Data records
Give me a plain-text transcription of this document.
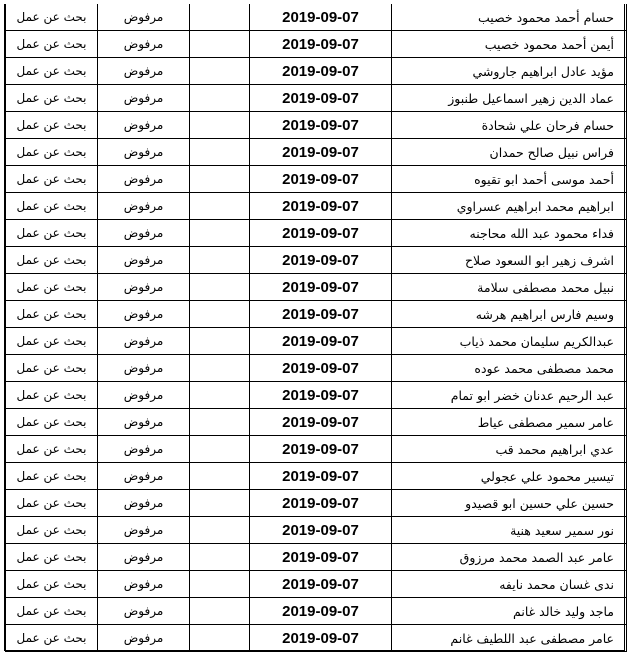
حسام أحمد محمود خصيب	2019-09-07		مرفوض	بحث عن عمل
أيمن أحمد محمود خصيب	2019-09-07		مرفوض	بحث عن عمل
مؤيد عادل ابراهيم جاروشي	2019-09-07		مرفوض	بحث عن عمل
عماد الدين زهير اسماعيل طنبوز	2019-09-07		مرفوض	بحث عن عمل
حسام فرحان علي شحادة	2019-09-07		مرفوض	بحث عن عمل
فراس نبيل صالح حمدان	2019-09-07		مرفوض	بحث عن عمل
أحمد موسى أحمد ابو تقيوه	2019-09-07		مرفوض	بحث عن عمل
ابراهيم محمد ابراهيم عسراوي	2019-09-07		مرفوض	بحث عن عمل
فداء محمود عبد الله محاجنه	2019-09-07		مرفوض	بحث عن عمل
اشرف زهير ابو السعود صلاح	2019-09-07		مرفوض	بحث عن عمل
نبيل محمد مصطفى سلامة	2019-09-07		مرفوض	بحث عن عمل
وسيم فارس ابراهيم هرشه	2019-09-07		مرفوض	بحث عن عمل
عبدالكريم سليمان محمد ذياب	2019-09-07		مرفوض	بحث عن عمل
محمد مصطفى محمد عوده	2019-09-07		مرفوض	بحث عن عمل
عبد الرحيم عدنان خضر ابو تمام	2019-09-07		مرفوض	بحث عن عمل
عامر سمير مصطفى عياط	2019-09-07		مرفوض	بحث عن عمل
عدي ابراهيم محمد قب	2019-09-07		مرفوض	بحث عن عمل
تيسير محمود علي عجولي	2019-09-07		مرفوض	بحث عن عمل
حسين علي حسين ابو قصيدو	2019-09-07		مرفوض	بحث عن عمل
نور سمير سعيد هنية	2019-09-07		مرفوض	بحث عن عمل
عامر عبد الصمد محمد مرزوق	2019-09-07		مرفوض	بحث عن عمل
ندى غسان محمد نايفه	2019-09-07		مرفوض	بحث عن عمل
ماجد وليد خالد غانم	2019-09-07		مرفوض	بحث عن عمل
عامر مصطفى عبد اللطيف غانم	2019-09-07		مرفوض	بحث عن عمل
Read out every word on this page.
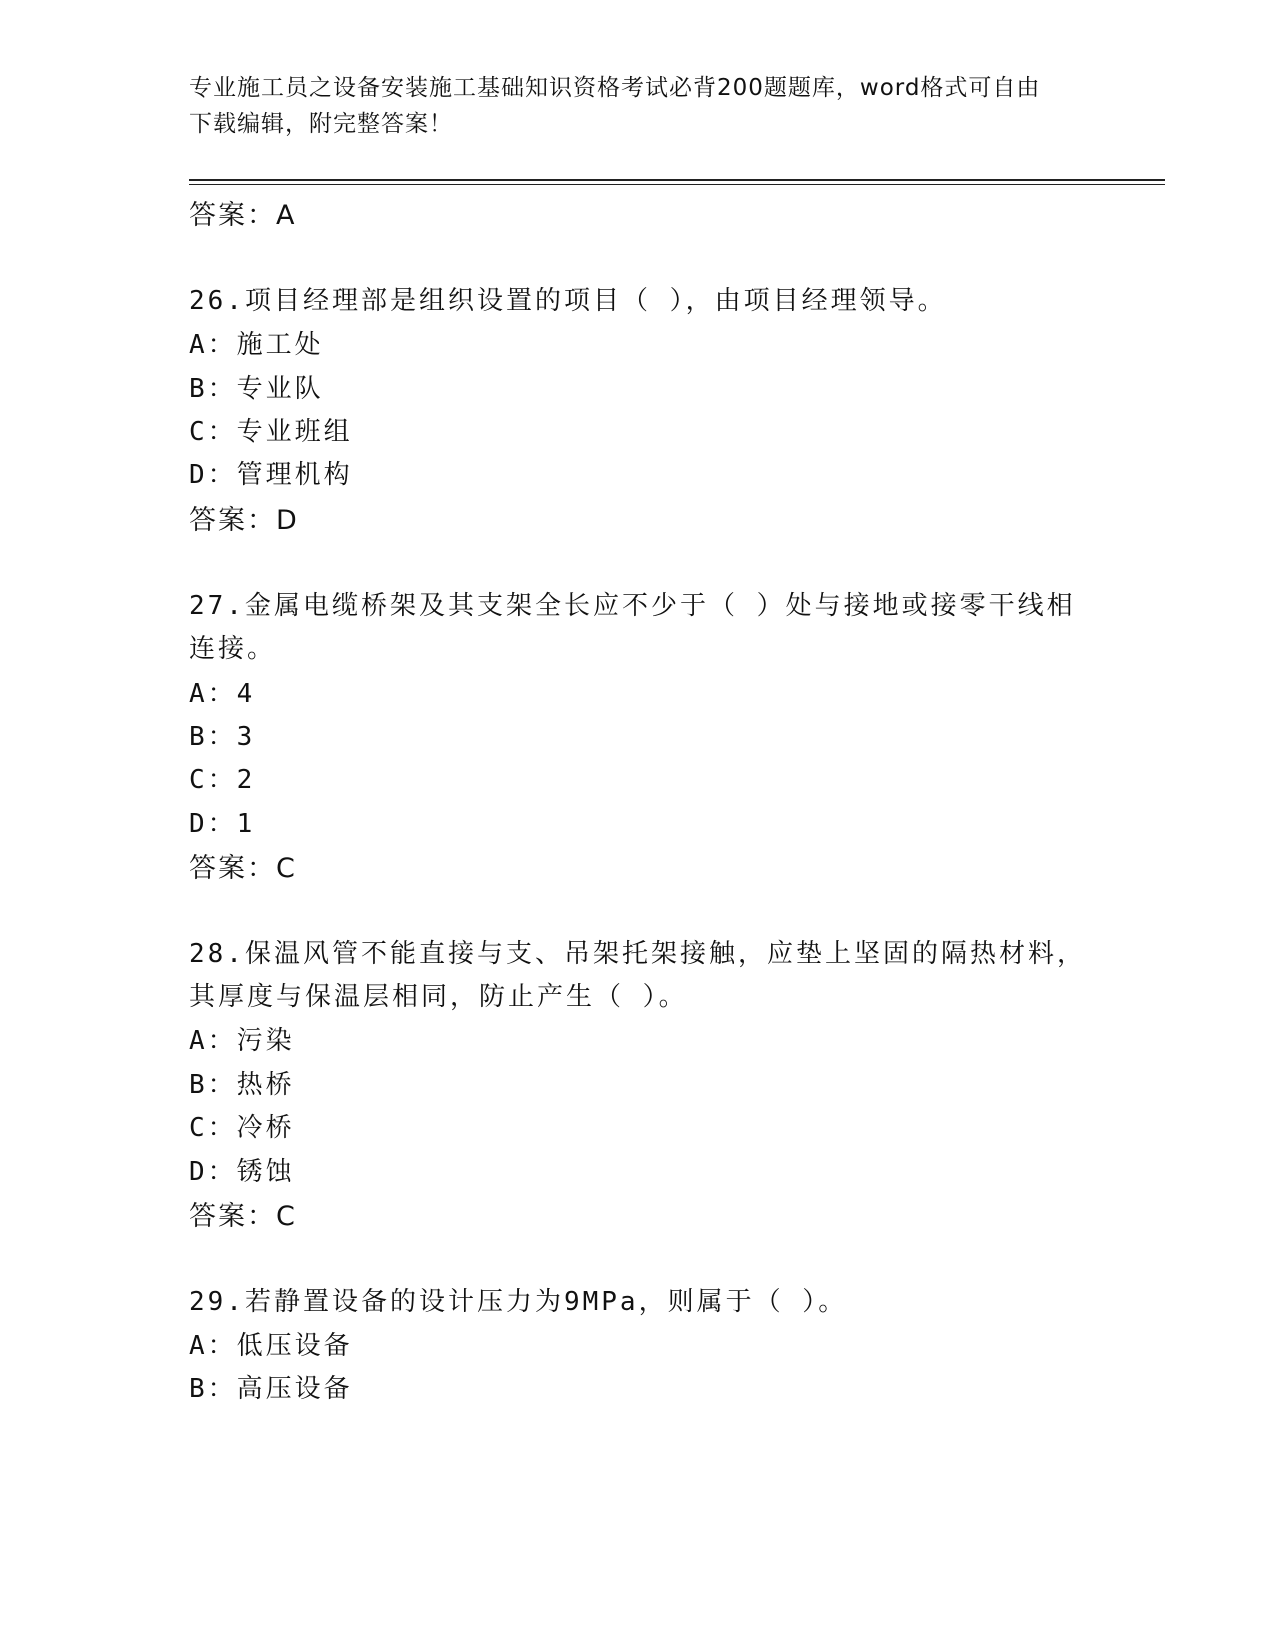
专业施工员之设备安装施工基础知识资格考试必背200题题库，word格式可自由
下载编辑，附完整答案！
答案：A
26.项目经理部是组织设置的项目（ ），由项目经理领导。
A：施工处
B：专业队
C：专业班组
D：管理机构
答案：D
27.金属电缆桥架及其支架全长应不少于（ ）处与接地或接零干线相
连接。
A：4
B：3
C：2
D：1
答案：C
28.保温风管不能直接与支、吊架托架接触，应垫上坚固的隔热材料，
其厚度与保温层相同，防止产生（ ）。
A：污染
B：热桥
C：冷桥
D：锈蚀
答案：C
29.若静置设备的设计压力为9MPa，则属于（ ）。
A：低压设备
B：高压设备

- **WHAT YOU WILL DO**
Reproduce the lines above, exactly and exclusively, from the line containing "Read out every word on this page." down to the last line, both included; pictures are not part of the copy.

- **EXPECTED ANSWER**
Read out every word on this page.
专业施工员之设备安装施工基础知识资格考试必背200题题库，word格式可自由
下载编辑，附完整答案！
答案：A
26.项目经理部是组织设置的项目（ ），由项目经理领导。
A：施工处
B：专业队
C：专业班组
D：管理机构
答案：D
27.金属电缆桥架及其支架全长应不少于（ ）处与接地或接零干线相
连接。
A：4
B：3
C：2
D：1
答案：C
28.保温风管不能直接与支、吊架托架接触，应垫上坚固的隔热材料，
其厚度与保温层相同，防止产生（ ）。
A：污染
B：热桥
C：冷桥
D：锈蚀
答案：C
29.若静置设备的设计压力为9MPa，则属于（ ）。
A：低压设备
B：高压设备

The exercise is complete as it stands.